(Given exercise) Reproduce the material word for word; the images stay out.

======== Exercise inputs ========

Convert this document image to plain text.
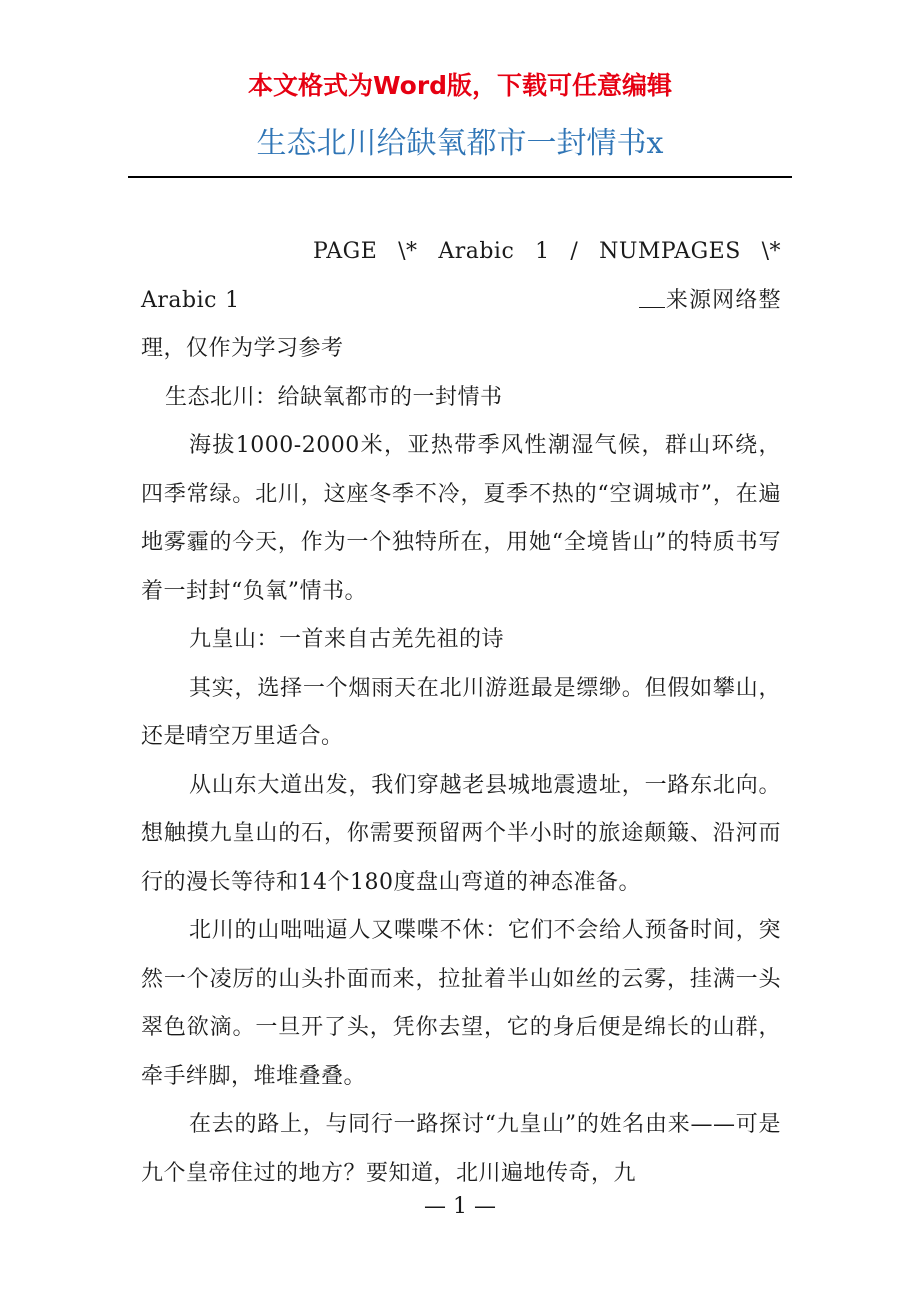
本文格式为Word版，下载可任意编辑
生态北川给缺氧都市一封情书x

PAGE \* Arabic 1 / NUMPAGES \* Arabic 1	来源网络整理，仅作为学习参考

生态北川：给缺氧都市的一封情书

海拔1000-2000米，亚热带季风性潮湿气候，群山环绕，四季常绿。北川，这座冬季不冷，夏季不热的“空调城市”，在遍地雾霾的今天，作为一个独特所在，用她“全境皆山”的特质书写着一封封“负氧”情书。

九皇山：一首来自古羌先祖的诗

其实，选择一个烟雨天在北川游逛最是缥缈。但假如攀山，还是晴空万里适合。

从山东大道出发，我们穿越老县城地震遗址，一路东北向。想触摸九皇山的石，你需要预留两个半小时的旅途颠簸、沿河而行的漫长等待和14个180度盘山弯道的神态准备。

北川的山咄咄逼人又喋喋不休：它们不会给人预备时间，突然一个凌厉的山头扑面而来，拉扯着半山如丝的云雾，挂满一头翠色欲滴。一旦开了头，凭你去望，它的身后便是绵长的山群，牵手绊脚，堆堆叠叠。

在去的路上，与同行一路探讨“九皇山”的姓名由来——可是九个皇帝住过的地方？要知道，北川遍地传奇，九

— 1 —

========

(Reply)
Convert this document image to plain text.
本文格式为Word版，下载可任意编辑
生态北川给缺氧都市一封情书x

PAGE \* Arabic 1 / NUMPAGES \* Arabic 1	来源网络整理，仅作为学习参考

生态北川：给缺氧都市的一封情书

海拔1000-2000米，亚热带季风性潮湿气候，群山环绕，四季常绿。北川，这座冬季不冷，夏季不热的“空调城市”，在遍地雾霾的今天，作为一个独特所在，用她“全境皆山”的特质书写着一封封“负氧”情书。

九皇山：一首来自古羌先祖的诗

其实，选择一个烟雨天在北川游逛最是缥缈。但假如攀山，还是晴空万里适合。

从山东大道出发，我们穿越老县城地震遗址，一路东北向。想触摸九皇山的石，你需要预留两个半小时的旅途颠簸、沿河而行的漫长等待和14个180度盘山弯道的神态准备。

北川的山咄咄逼人又喋喋不休：它们不会给人预备时间，突然一个凌厉的山头扑面而来，拉扯着半山如丝的云雾，挂满一头翠色欲滴。一旦开了头，凭你去望，它的身后便是绵长的山群，牵手绊脚，堆堆叠叠。

在去的路上，与同行一路探讨“九皇山”的姓名由来——可是九个皇帝住过的地方？要知道，北川遍地传奇，九

— 1 —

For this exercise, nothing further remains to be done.